**DATA PROVIDED:**
Start

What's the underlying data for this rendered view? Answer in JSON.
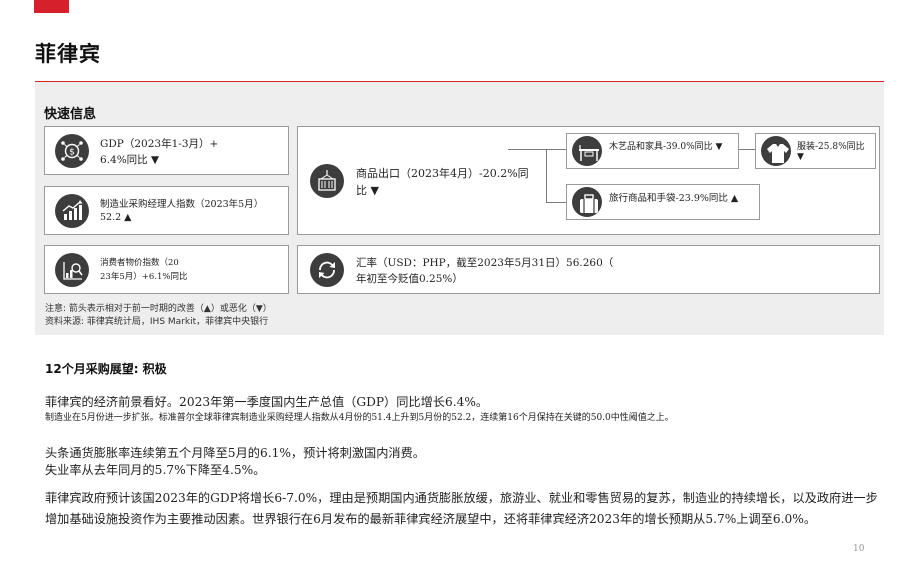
{
  "page": {
    "title": "菲律宾",
    "number": "10"
  },
  "quick_info": {
    "heading": "快速信息",
    "gdp": {
      "line1": "GDP（2023年1-3月）+",
      "line2": "6.4%同比 ▼",
      "icon": "dollar-network-icon"
    },
    "pmi": {
      "line1": "制造业采购经理人指数（2023年5月）",
      "line2": "52.2 ▲",
      "icon": "bar-chart-arrow-icon"
    },
    "cpi": {
      "line1": "消费者物价指数（20",
      "line2": "23年5月）+6.1%同比",
      "icon": "magnifier-chart-icon"
    },
    "exports": {
      "line1": "商品出口（2023年4月）-20.2%同",
      "line2": "比 ▼",
      "icon": "shipping-container-icon"
    },
    "furniture": {
      "text": "木艺品和家具-39.0%同比 ▼",
      "icon": "furniture-icon"
    },
    "apparel": {
      "line1": "服装-25.8%同比",
      "line2": "▼",
      "icon": "tshirt-icon"
    },
    "travel_goods": {
      "text": "旅行商品和手袋-23.9%同比 ▲",
      "icon": "suitcase-icon"
    },
    "fx": {
      "line1": "汇率（USD：PHP，截至2023年5月31日）56.260（",
      "line2": "年初至今贬值0.25%）",
      "icon": "refresh-arrows-icon"
    },
    "note_line1": "注意: 箭头表示相对于前一时期的改善（▲）或恶化（▼）",
    "note_line2": "资料来源: 菲律宾统计局，IHS Markit，菲律宾中央银行"
  },
  "outlook": {
    "heading": "12个月采购展望: 积极",
    "p1": "菲律宾的经济前景看好。2023年第一季度国内生产总值（GDP）同比增长6.4%。",
    "p2": "制造业在5月份进一步扩张。标准普尔全球菲律宾制造业采购经理人指数从4月份的51.4上升到5月份的52.2，连续第16个月保持在关键的50.0中性阈值之上。",
    "p3": "头条通货膨胀率连续第五个月降至5月的6.1%，预计将刺激国内消费。",
    "p4": "失业率从去年同月的5.7%下降至4.5%。",
    "p5": "菲律宾政府预计该国2023年的GDP将增长6-7.0%，理由是预期国内通货膨胀放缓，旅游业、就业和零售贸易的复苏，制造业的持续增长，以及政府进一步增加基础设施投资作为主要推动因素。世界银行在6月发布的最新菲律宾经济展望中，还将菲律宾经济2023年的增长预期从5.7%上调至6.0%。"
  },
  "colors": {
    "accent": "#d6212c",
    "panel": "#eeeeee",
    "icon_bg": "#3d3d3d"
  }
}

End

**EXERCISE OBJECTIVE:**
Copy out all lines that carry the word "text".

**REPLY TO THE EXERCISE:**
      "text": "木艺品和家具-39.0%同比 ▼",
      "text": "旅行商品和手袋-23.9%同比 ▲",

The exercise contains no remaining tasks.